* Stored records:
+++++

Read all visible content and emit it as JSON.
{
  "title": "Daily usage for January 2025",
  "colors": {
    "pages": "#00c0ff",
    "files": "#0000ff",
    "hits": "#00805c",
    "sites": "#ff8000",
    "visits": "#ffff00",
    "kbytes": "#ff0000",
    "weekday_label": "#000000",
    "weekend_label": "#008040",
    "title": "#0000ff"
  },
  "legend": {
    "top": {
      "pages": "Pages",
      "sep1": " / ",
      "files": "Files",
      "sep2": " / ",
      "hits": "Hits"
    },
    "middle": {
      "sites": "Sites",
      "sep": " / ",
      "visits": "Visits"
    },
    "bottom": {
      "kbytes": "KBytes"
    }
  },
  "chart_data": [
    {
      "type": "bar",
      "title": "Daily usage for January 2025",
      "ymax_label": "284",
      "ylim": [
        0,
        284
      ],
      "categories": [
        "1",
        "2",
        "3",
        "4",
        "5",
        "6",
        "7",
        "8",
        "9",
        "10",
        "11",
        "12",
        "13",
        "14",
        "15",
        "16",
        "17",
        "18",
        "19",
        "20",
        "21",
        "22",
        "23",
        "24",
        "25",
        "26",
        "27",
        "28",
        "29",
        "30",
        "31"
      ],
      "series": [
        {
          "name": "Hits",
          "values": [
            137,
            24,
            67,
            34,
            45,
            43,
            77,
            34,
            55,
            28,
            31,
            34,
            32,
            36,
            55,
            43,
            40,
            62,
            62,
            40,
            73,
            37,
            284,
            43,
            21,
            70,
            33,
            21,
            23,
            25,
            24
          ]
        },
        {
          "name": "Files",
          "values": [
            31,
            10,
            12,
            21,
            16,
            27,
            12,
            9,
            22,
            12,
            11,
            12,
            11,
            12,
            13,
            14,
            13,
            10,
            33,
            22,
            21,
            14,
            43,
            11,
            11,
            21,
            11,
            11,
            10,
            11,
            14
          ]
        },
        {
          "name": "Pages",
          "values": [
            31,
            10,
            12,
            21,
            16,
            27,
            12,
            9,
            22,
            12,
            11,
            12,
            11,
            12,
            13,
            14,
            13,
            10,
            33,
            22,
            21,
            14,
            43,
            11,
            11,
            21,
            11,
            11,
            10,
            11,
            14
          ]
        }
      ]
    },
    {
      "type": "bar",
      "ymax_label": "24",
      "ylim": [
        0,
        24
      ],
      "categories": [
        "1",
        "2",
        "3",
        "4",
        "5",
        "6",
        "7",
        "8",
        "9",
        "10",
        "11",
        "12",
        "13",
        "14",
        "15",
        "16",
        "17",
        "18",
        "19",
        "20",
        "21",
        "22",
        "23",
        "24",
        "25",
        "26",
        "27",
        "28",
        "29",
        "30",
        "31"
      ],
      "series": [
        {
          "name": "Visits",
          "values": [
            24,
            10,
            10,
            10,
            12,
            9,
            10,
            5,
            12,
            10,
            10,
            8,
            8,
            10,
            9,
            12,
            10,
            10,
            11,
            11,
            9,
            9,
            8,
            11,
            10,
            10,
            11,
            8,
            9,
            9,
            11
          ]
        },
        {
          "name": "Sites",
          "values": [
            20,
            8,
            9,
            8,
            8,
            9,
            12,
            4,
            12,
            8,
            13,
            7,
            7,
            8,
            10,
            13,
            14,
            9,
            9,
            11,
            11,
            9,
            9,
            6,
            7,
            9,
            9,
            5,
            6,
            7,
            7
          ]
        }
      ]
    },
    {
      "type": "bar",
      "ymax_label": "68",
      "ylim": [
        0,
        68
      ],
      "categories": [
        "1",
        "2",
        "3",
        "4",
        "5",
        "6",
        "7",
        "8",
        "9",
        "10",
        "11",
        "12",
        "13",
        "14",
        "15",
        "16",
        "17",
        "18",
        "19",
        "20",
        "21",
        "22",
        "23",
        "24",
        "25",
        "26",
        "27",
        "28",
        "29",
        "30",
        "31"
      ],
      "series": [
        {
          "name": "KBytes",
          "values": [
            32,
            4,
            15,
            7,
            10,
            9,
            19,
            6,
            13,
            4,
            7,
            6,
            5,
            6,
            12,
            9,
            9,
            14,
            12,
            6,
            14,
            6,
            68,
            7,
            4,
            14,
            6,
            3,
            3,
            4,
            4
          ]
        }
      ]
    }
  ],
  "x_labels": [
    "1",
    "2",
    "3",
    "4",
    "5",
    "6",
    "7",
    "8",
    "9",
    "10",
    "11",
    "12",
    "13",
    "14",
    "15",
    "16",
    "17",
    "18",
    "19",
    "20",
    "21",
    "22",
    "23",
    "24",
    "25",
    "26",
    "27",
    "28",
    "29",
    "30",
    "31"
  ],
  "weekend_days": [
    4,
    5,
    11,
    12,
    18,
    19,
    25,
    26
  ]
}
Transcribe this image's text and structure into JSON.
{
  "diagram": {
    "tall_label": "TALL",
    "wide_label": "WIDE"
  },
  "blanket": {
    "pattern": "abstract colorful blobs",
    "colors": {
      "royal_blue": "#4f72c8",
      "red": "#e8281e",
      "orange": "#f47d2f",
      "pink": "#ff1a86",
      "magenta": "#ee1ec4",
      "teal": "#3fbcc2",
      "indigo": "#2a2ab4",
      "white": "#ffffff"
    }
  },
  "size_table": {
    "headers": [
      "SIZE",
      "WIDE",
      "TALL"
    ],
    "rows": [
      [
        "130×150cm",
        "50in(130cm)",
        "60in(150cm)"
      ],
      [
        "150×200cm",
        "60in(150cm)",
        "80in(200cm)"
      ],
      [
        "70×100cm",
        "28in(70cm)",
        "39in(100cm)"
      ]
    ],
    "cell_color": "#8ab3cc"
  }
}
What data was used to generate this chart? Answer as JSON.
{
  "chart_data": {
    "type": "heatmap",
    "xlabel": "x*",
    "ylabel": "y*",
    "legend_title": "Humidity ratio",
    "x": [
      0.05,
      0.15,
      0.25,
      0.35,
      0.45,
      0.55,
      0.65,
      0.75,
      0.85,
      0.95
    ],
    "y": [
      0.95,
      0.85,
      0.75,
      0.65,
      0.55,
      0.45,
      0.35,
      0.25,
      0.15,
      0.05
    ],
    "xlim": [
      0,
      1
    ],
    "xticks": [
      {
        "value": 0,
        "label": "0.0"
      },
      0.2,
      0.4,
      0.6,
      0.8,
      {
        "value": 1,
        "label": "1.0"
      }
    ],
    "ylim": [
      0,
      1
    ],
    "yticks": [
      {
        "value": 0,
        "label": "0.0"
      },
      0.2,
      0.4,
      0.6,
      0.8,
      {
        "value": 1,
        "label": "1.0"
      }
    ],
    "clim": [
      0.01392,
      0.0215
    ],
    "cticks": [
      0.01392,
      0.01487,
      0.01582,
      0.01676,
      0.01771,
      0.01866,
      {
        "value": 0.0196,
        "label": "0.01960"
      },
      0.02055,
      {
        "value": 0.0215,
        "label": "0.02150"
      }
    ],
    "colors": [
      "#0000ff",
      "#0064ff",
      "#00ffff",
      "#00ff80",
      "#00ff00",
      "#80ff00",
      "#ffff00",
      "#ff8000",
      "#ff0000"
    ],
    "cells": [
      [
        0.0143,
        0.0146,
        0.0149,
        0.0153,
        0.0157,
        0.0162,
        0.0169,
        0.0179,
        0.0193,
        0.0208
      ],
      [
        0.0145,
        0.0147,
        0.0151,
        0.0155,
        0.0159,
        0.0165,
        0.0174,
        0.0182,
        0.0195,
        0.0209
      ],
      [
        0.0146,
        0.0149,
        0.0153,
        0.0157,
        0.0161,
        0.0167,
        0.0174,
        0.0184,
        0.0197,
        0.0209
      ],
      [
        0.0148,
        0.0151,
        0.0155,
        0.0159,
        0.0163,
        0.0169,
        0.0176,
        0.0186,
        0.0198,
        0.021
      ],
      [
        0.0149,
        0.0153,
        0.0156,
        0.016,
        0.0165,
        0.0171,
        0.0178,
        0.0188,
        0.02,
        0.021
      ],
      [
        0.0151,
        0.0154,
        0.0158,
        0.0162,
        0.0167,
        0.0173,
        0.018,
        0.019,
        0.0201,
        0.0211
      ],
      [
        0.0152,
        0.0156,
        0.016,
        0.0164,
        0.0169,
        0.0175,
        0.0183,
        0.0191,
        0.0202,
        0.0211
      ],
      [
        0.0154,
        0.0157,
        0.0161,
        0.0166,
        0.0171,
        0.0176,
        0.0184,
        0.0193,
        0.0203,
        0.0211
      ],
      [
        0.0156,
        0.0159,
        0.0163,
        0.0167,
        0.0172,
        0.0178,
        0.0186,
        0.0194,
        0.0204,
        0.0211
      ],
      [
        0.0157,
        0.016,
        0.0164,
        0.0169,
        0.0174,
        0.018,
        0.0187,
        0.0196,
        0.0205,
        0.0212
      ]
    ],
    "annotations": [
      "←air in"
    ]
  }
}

+++++

* Task objective: Say how many lines of the data hold the string "JSON". Reply with the number alone.

* Answer: 3